Data excerpts
>> Start
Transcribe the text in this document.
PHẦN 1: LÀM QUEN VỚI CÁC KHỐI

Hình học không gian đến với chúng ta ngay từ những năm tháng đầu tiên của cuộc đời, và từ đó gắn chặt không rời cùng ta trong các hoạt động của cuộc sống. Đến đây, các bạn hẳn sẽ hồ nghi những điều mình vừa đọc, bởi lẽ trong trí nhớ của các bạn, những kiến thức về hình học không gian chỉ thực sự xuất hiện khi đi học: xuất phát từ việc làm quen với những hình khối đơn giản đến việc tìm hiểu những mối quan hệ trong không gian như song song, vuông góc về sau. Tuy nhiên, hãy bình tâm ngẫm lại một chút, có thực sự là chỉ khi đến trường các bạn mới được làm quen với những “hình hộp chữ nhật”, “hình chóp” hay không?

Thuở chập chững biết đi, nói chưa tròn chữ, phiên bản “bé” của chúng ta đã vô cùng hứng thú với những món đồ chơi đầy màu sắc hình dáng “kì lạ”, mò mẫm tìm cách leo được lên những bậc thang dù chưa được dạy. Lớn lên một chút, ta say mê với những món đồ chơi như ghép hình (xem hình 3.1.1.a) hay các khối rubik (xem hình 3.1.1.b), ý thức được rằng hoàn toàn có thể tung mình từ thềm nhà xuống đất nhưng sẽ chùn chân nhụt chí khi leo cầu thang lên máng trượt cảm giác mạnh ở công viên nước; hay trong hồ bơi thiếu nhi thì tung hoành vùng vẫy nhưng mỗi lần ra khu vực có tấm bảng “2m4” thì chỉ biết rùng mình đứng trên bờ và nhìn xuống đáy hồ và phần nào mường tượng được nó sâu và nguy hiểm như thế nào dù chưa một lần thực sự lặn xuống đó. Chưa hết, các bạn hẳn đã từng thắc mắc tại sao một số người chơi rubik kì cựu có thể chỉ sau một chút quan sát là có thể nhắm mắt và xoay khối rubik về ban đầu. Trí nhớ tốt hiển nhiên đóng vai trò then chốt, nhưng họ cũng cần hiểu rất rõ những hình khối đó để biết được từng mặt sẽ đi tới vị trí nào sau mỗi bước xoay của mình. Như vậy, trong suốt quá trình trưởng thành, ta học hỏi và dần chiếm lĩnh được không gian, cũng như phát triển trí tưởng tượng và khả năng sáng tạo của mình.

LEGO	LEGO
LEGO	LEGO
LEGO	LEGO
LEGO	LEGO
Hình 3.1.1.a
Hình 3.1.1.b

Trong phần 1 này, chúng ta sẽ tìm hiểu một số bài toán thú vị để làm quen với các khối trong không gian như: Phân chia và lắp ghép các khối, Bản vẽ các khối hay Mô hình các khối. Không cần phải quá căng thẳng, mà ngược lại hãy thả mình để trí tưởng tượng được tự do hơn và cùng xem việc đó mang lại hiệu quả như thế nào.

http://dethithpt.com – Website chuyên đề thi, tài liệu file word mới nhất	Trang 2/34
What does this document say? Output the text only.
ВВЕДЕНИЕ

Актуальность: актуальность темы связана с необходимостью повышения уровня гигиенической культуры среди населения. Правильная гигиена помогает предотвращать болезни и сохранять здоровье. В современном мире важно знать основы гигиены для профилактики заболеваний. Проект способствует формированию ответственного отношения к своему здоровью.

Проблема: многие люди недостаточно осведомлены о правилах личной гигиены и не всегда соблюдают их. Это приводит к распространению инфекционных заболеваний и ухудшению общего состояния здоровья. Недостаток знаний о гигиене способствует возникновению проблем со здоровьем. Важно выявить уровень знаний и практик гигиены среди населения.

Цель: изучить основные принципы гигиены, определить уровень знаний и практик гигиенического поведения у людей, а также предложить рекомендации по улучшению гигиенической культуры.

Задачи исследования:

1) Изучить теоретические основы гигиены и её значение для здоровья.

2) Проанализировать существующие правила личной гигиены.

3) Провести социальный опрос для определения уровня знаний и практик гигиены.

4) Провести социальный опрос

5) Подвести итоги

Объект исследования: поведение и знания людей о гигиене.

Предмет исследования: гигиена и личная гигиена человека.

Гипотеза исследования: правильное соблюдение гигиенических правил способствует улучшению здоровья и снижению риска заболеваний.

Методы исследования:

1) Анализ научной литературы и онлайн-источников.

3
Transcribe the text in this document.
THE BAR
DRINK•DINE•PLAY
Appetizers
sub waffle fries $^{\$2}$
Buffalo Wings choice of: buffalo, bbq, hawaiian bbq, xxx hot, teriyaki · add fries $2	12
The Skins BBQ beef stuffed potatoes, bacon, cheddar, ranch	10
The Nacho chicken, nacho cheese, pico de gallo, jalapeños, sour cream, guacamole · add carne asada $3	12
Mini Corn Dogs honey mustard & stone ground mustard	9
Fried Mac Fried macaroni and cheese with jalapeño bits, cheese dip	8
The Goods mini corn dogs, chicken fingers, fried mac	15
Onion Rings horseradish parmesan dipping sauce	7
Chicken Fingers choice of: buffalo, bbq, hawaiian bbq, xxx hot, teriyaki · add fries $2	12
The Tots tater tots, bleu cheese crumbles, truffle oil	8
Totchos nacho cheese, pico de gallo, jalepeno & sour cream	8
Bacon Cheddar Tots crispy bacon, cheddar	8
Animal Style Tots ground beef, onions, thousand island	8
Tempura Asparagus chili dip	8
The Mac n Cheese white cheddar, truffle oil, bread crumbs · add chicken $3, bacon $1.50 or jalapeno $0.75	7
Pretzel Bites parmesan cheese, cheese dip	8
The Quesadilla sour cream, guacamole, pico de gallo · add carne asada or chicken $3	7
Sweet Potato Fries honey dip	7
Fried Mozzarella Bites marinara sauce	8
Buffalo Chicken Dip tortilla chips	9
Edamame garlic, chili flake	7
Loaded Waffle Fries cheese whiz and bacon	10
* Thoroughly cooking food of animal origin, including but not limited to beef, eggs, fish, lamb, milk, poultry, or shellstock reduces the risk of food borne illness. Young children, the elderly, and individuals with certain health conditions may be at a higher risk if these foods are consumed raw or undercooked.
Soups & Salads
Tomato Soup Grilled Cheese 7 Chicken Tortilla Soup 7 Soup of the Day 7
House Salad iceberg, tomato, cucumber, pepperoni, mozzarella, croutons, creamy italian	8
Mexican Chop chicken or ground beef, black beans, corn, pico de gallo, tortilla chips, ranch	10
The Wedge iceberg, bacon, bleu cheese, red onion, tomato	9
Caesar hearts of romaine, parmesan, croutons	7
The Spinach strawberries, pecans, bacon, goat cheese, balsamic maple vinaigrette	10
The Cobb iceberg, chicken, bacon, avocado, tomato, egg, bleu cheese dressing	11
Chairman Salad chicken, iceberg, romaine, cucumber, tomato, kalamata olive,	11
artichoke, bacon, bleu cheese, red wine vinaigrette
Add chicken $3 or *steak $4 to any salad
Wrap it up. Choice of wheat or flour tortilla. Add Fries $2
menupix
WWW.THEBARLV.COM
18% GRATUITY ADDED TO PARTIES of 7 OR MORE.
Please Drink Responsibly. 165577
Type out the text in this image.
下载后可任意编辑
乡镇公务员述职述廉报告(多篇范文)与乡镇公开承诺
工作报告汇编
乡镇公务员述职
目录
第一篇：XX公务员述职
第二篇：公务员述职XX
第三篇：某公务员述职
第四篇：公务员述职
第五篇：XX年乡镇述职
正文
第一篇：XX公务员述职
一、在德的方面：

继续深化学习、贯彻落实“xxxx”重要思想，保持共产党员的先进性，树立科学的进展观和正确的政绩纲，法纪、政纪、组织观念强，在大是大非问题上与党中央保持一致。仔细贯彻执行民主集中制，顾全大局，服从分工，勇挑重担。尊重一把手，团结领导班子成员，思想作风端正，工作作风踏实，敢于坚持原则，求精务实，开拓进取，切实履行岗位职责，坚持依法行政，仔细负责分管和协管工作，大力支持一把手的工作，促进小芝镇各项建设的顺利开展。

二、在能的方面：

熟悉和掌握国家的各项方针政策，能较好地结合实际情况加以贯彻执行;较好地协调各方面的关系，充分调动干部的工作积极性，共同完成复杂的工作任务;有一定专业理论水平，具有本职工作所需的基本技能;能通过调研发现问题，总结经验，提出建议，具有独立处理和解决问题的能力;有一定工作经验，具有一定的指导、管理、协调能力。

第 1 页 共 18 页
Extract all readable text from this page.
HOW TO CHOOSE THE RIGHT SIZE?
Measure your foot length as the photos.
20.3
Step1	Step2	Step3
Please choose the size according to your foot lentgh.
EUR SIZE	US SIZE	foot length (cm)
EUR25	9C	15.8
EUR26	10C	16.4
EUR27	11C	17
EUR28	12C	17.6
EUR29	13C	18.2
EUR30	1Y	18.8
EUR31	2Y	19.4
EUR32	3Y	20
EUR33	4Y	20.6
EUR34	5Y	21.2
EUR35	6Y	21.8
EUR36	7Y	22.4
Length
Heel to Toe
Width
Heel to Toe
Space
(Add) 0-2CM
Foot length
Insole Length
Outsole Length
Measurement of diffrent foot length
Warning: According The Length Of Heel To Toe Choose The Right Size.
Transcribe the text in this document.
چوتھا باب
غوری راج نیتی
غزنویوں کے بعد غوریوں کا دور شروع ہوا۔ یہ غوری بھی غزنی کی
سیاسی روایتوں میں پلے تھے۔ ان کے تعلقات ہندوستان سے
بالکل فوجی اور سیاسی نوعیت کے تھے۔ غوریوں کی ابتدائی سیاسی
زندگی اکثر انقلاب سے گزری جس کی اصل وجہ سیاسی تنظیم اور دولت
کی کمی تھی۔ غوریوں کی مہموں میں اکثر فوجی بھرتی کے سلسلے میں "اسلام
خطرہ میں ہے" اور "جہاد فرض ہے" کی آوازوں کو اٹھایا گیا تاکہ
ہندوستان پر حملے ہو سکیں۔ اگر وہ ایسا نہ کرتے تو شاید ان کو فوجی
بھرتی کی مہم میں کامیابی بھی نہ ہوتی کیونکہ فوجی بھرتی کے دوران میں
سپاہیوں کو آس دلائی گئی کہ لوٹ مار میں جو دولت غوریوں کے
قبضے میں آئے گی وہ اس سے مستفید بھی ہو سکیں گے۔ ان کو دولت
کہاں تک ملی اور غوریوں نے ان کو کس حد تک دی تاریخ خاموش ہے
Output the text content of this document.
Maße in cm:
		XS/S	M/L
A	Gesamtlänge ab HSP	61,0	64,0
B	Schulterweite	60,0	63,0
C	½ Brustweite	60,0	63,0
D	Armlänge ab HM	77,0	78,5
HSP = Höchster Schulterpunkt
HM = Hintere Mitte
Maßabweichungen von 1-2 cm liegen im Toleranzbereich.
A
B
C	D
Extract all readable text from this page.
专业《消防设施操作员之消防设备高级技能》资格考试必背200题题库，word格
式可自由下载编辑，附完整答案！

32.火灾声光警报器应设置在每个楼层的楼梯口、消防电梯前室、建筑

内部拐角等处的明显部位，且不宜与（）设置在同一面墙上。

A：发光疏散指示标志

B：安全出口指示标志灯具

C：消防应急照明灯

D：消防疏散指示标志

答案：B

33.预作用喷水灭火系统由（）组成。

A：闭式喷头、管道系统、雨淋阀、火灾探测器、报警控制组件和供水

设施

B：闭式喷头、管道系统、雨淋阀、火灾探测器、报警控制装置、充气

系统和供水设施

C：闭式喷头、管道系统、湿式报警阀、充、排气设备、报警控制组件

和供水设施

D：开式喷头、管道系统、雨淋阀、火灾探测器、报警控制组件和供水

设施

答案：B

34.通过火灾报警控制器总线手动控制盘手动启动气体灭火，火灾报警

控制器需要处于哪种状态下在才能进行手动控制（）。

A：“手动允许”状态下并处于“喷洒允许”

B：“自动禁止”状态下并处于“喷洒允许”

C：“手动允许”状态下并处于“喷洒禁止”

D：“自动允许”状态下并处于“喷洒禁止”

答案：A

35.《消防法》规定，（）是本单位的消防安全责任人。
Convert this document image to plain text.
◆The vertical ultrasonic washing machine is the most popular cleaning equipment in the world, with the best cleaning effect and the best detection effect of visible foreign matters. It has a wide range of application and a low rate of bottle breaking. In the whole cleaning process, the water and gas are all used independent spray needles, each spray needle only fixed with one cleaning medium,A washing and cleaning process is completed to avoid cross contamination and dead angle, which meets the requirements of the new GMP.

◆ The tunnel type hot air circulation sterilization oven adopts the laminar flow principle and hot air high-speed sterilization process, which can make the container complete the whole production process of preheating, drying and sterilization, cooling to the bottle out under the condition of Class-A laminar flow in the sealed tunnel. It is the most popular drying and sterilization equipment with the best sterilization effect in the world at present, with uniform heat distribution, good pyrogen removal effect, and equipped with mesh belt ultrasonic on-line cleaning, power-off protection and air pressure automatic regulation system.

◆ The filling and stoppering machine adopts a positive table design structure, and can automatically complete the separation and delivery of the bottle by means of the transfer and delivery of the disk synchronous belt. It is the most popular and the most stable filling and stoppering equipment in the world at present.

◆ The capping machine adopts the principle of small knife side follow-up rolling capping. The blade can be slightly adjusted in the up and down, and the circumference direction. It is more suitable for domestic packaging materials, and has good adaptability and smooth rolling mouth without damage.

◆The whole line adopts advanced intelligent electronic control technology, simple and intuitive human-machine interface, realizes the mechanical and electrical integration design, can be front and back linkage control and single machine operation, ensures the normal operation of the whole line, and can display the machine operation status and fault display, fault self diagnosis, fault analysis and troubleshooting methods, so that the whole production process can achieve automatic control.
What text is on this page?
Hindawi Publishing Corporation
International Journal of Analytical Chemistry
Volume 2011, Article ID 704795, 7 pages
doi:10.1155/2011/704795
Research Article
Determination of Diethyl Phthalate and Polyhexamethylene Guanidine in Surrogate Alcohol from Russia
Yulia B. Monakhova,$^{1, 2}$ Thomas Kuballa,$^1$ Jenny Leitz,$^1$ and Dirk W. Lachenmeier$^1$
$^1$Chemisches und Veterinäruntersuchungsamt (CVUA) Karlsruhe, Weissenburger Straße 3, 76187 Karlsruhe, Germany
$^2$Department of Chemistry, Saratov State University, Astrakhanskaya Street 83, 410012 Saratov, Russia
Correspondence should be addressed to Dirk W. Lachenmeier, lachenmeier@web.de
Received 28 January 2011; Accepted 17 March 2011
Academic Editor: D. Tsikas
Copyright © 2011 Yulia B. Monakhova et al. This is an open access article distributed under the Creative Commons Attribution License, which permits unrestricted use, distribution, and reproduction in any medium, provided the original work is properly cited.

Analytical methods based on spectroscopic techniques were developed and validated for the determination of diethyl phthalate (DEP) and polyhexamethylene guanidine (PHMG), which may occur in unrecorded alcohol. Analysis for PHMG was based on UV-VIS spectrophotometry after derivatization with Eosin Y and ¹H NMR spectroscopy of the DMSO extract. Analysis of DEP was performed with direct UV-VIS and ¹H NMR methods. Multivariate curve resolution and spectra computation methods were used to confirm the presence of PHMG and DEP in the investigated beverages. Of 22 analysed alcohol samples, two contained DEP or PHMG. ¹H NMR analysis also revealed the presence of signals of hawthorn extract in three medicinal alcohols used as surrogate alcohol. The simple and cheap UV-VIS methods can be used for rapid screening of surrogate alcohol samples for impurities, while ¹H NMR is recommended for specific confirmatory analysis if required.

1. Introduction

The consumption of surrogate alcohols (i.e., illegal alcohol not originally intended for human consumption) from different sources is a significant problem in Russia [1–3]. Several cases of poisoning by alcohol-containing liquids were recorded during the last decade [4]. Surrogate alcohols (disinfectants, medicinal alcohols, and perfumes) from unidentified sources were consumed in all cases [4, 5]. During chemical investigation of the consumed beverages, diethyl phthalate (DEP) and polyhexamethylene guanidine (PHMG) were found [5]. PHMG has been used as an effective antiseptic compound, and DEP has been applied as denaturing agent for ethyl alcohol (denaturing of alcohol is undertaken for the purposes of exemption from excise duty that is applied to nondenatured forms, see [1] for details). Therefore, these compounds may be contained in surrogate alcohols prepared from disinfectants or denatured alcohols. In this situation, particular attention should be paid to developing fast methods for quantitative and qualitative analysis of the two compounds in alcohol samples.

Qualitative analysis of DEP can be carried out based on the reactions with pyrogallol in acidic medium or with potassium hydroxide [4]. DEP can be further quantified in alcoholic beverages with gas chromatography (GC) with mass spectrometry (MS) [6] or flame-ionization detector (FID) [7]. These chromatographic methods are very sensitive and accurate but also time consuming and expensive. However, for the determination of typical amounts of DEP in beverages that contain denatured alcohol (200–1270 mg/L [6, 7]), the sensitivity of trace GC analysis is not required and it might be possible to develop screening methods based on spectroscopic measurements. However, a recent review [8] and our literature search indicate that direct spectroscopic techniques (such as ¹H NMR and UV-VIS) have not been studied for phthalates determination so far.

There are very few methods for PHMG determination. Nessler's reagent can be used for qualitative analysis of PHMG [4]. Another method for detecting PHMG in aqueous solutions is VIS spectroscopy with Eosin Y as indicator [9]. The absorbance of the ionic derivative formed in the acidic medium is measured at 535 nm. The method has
>> End
# What you have to do
Extract every line from the records above that contains the word "管道系统".

# Answer to this problem
A：闭式喷头、管道系统、雨淋阀、火灾探测器、报警控制组件和供水
B：闭式喷头、管道系统、雨淋阀、火灾探测器、报警控制装置、充气
C：闭式喷头、管道系统、湿式报警阀、充、排气设备、报警控制组件
D：开式喷头、管道系统、雨淋阀、火灾探测器、报警控制组件和供水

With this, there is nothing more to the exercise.